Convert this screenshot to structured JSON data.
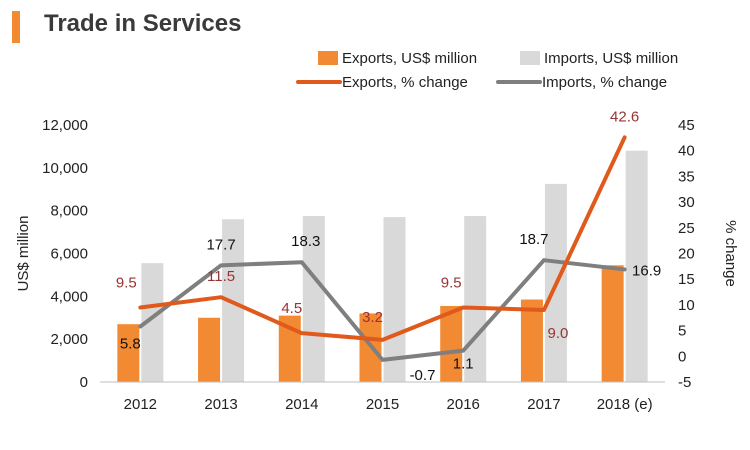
{
  "header": {
    "title": "Trade in Services"
  },
  "colors": {
    "exports_bar": "#f28a33",
    "imports_bar": "#d9d9d9",
    "exports_line": "#e05a1b",
    "imports_line": "#7f7f7f",
    "label_red": "#993333",
    "label_black": "#111111",
    "title_accent": "#f28a33"
  },
  "chart_data": {
    "type": "bar",
    "title": "Trade in Services",
    "categories": [
      "2012",
      "2013",
      "2014",
      "2015",
      "2016",
      "2017",
      "2018 (e)"
    ],
    "series": [
      {
        "name": "Exports, US$ million",
        "kind": "bar",
        "axis": "left",
        "values": [
          2700,
          3000,
          3100,
          3200,
          3550,
          3850,
          5450
        ]
      },
      {
        "name": "Imports, US$ million",
        "kind": "bar",
        "axis": "left",
        "values": [
          5550,
          7600,
          7750,
          7700,
          7750,
          9250,
          10800
        ]
      },
      {
        "name": "Exports, % change",
        "kind": "line",
        "axis": "right",
        "values": [
          9.5,
          11.5,
          4.5,
          3.2,
          9.5,
          9.0,
          42.6
        ],
        "labels": [
          "9.5",
          "11.5",
          "4.5",
          "3.2",
          "9.5",
          "9.0",
          "42.6"
        ]
      },
      {
        "name": "Imports, % change",
        "kind": "line",
        "axis": "right",
        "values": [
          5.8,
          17.7,
          18.3,
          -0.7,
          1.1,
          18.7,
          16.9
        ],
        "labels": [
          "5.8",
          "17.7",
          "18.3",
          "-0.7",
          "1.1",
          "18.7",
          "16.9"
        ]
      }
    ],
    "ylabel": "US$ million",
    "ylim": [
      0,
      12000
    ],
    "yticks": [
      "0",
      "2,000",
      "4,000",
      "6,000",
      "8,000",
      "10,000",
      "12,000"
    ],
    "y2label": "% change",
    "y2lim": [
      -5,
      45
    ],
    "y2ticks": [
      "-5",
      "0",
      "5",
      "10",
      "15",
      "20",
      "25",
      "30",
      "35",
      "40",
      "45"
    ],
    "legend": "top-right",
    "grid": false
  }
}
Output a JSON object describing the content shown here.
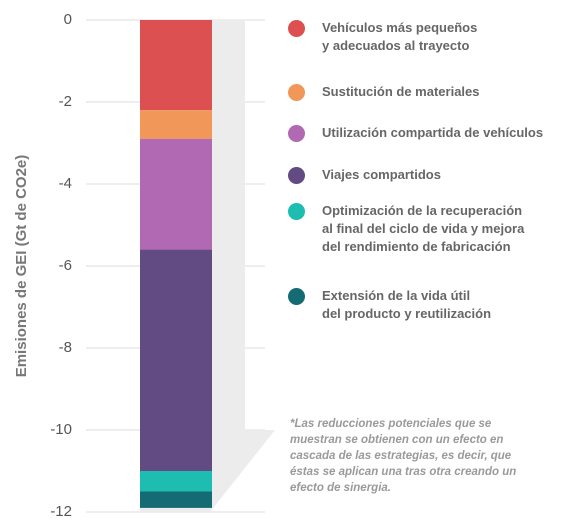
{
  "chart_data": {
    "type": "stacked_bar",
    "y_label": "Emisiones de GEI (Gt de CO2e)",
    "categories": [
      null
    ],
    "series": [
      {
        "name": "Vehículos más pequeños\ny adecuados al trayecto",
        "color": "#dc5052",
        "values": [
          -2.2
        ]
      },
      {
        "name": "Sustitución de materiales",
        "color": "#f2975a",
        "values": [
          -0.7
        ]
      },
      {
        "name": "Utilización compartida de vehículos",
        "color": "#b069b2",
        "values": [
          -2.7
        ]
      },
      {
        "name": "Viajes compartidos",
        "color": "#624a82",
        "values": [
          -5.4
        ]
      },
      {
        "name": "Optimización de la recuperación\nal final del ciclo de vida y mejora\ndel rendimiento de fabricación",
        "color": "#1dbdb1",
        "values": [
          -0.5
        ]
      },
      {
        "name": "Extensión de la vida útil\ndel producto y reutilización",
        "color": "#156b74",
        "values": [
          -0.4
        ]
      }
    ],
    "ylim": [
      -12,
      0
    ],
    "yticks": [
      0,
      -2,
      -4,
      -6,
      -8,
      -10,
      -12
    ],
    "grid": true,
    "annotation": "*Las reducciones potenciales que se\nmuestran se obtienen con un efecto en\ncascada de las estrategias, es decir, que\néstas se aplican una tras otra creando un\nefecto de sinergia."
  }
}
· · · ·
[EXERCISE AIM]:
Check each line above for the word "JSON" and copy the ones that have it.

[RESULT FOR THIS EXERCISE]:
Convert this screenshot to structured JSON data.
Output a JSON object describing the content shown here.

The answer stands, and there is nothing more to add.